# Start of Source material

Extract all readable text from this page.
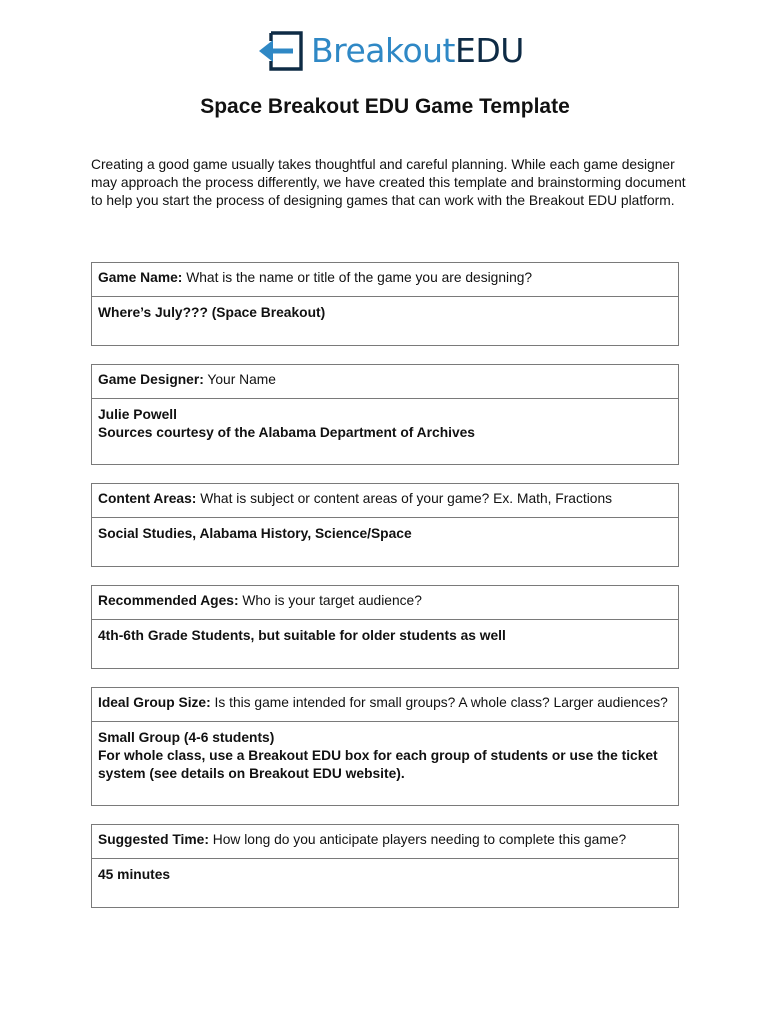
BreakoutEDU
Space Breakout EDU Game Template

Creating a good game usually takes thoughtful and careful planning. While each game designer may approach the process differently, we have created this template and brainstorming document to help you start the process of designing games that can work with the Breakout EDU platform.

Game Name: What is the name or title of the game you are designing?
Where’s July??? (Space Breakout)
Game Designer: Your Name
Julie Powell
Sources courtesy of the Alabama Department of Archives
Content Areas: What is subject or content areas of your game? Ex. Math, Fractions
Social Studies, Alabama History, Science/Space
Recommended Ages: Who is your target audience?
4th-6th Grade Students, but suitable for older students as well
Ideal Group Size: Is this game intended for small groups? A whole class? Larger audiences?
Small Group (4-6 students)
For whole class, use a Breakout EDU box for each group of students or use the ticket system (see details on Breakout EDU website).
Suggested Time: How long do you anticipate players needing to complete this game?
45 minutes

# End of Source material

## Required task:
Without the pictures, copy the material exactly as given.

## Expected answer:
Extract all readable text from this page.
BreakoutEDU
Space Breakout EDU Game Template

Creating a good game usually takes thoughtful and careful planning. While each game designer may approach the process differently, we have created this template and brainstorming document to help you start the process of designing games that can work with the Breakout EDU platform.

Game Name: What is the name or title of the game you are designing?
Where’s July??? (Space Breakout)
Game Designer: Your Name
Julie Powell
Sources courtesy of the Alabama Department of Archives
Content Areas: What is subject or content areas of your game? Ex. Math, Fractions
Social Studies, Alabama History, Science/Space
Recommended Ages: Who is your target audience?
4th-6th Grade Students, but suitable for older students as well
Ideal Group Size: Is this game intended for small groups? A whole class? Larger audiences?
Small Group (4-6 students)
For whole class, use a Breakout EDU box for each group of students or use the ticket system (see details on Breakout EDU website).
Suggested Time: How long do you anticipate players needing to complete this game?
45 minutes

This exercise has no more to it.